» STATED TASK: Work out how many lines contain "Responsable". Reply with the count alone.

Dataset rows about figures
----------------------------------------

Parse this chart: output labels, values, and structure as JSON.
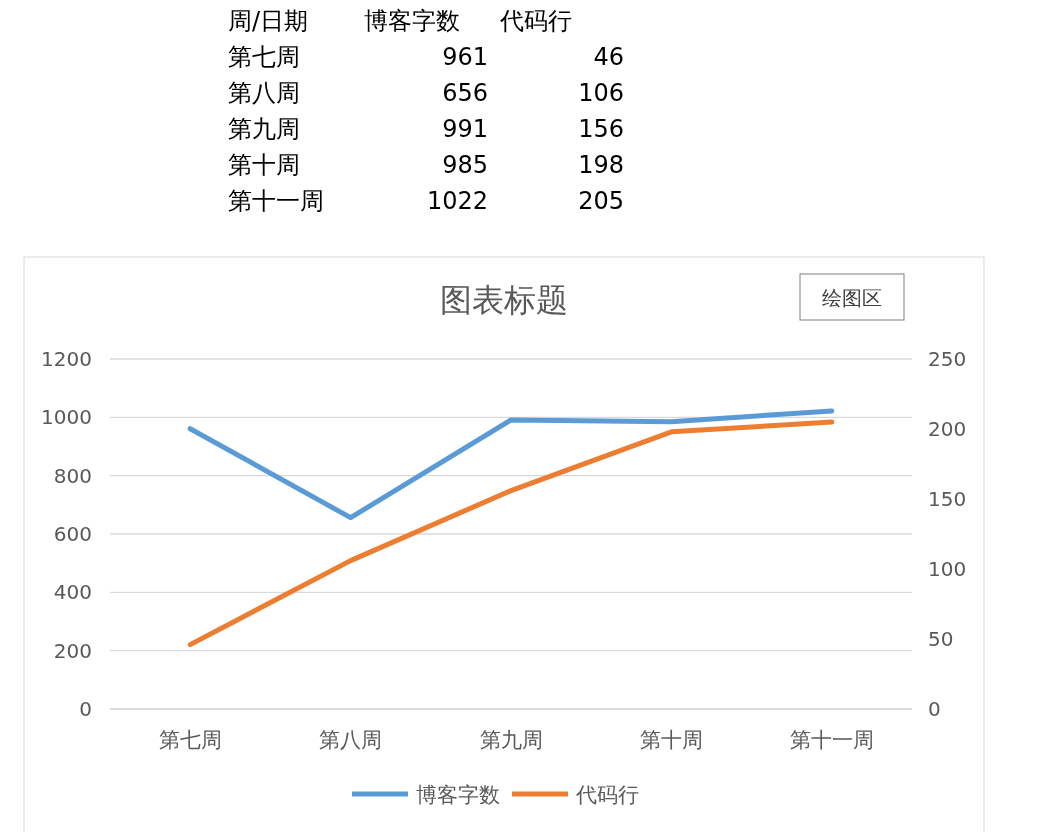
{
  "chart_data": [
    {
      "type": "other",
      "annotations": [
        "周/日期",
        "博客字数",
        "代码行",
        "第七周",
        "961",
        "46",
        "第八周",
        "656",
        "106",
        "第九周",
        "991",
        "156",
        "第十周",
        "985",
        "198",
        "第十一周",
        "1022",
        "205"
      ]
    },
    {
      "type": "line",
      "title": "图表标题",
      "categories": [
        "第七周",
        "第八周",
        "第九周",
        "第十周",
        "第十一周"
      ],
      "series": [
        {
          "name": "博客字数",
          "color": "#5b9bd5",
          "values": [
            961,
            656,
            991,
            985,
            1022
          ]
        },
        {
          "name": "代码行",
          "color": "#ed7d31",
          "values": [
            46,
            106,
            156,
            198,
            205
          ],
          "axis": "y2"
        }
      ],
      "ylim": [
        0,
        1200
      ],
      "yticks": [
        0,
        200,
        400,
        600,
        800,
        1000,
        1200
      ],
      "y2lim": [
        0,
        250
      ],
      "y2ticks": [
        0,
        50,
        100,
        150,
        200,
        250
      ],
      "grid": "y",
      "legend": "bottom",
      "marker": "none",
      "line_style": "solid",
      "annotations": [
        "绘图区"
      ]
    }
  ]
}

----------------------------------------

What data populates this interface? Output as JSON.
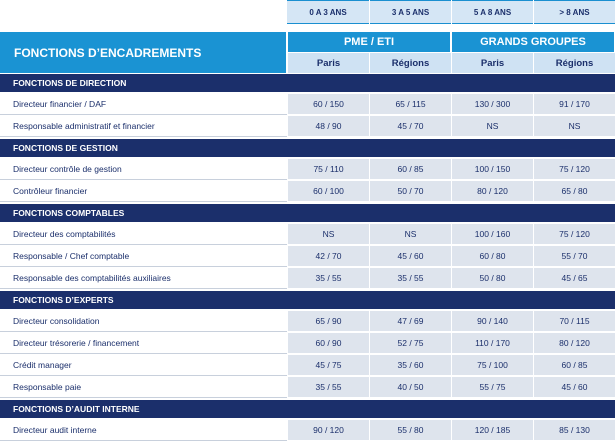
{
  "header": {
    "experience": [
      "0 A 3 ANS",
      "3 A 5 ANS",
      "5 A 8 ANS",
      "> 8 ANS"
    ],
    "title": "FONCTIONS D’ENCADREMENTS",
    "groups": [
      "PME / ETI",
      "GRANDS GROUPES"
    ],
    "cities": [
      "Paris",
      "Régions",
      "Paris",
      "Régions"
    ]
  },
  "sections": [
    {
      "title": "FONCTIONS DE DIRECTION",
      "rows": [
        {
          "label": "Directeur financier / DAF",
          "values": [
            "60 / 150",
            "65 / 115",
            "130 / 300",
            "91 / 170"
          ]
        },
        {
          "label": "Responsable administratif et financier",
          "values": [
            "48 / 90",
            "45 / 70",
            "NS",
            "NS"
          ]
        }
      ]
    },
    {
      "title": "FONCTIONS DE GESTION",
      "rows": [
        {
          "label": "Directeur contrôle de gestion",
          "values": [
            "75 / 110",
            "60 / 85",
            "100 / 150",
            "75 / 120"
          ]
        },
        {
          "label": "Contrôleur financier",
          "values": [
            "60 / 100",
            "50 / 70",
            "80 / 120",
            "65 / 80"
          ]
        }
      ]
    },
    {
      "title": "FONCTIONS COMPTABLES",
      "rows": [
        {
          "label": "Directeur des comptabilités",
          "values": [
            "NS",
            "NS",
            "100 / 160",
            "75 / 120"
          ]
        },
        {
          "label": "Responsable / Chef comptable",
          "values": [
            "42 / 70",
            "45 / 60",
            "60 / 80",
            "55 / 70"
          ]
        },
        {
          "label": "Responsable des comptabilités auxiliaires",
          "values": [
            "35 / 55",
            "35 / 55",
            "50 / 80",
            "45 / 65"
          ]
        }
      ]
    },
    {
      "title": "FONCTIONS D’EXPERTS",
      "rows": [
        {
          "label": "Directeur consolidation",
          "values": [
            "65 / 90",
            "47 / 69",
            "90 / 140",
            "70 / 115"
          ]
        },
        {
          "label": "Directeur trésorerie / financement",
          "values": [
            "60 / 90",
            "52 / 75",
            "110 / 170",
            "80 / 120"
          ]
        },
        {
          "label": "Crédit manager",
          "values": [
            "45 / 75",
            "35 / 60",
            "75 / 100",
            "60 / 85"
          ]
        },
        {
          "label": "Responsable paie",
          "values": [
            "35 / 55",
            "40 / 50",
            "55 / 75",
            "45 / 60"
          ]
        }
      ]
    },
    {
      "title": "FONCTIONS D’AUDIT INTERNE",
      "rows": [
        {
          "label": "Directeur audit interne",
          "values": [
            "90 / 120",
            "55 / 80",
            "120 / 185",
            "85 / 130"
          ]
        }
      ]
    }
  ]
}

----------------------------------------

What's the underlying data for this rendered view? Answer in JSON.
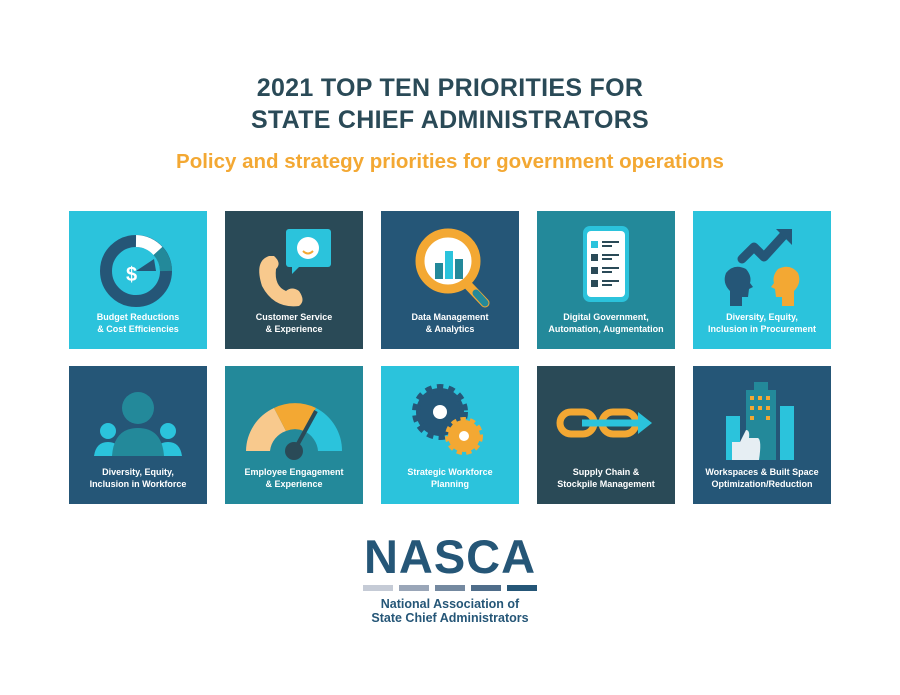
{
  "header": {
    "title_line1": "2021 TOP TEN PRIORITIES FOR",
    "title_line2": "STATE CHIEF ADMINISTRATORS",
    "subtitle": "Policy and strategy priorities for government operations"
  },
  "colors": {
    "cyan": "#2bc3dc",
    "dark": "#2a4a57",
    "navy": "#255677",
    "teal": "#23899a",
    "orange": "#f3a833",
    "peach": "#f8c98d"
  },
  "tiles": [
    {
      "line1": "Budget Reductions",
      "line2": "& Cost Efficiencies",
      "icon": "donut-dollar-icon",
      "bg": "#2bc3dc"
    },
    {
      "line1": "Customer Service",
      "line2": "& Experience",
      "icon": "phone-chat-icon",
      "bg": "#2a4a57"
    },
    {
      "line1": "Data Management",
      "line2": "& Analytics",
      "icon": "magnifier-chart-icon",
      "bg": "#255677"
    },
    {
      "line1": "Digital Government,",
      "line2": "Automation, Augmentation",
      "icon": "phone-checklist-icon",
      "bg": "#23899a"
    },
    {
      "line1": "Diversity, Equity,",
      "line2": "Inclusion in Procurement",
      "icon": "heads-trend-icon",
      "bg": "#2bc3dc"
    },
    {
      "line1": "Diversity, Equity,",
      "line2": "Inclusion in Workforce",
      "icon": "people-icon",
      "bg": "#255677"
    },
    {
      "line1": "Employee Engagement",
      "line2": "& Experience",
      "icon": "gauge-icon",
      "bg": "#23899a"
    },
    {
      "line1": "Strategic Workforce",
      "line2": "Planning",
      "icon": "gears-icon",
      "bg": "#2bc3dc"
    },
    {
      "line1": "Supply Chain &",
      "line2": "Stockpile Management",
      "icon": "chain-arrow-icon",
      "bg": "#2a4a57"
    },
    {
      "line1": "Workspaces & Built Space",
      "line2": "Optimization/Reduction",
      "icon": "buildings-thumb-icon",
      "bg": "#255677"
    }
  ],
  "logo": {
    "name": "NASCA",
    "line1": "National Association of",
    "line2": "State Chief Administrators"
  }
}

----------------------------------------

» PROBLEM SOLUTION: 4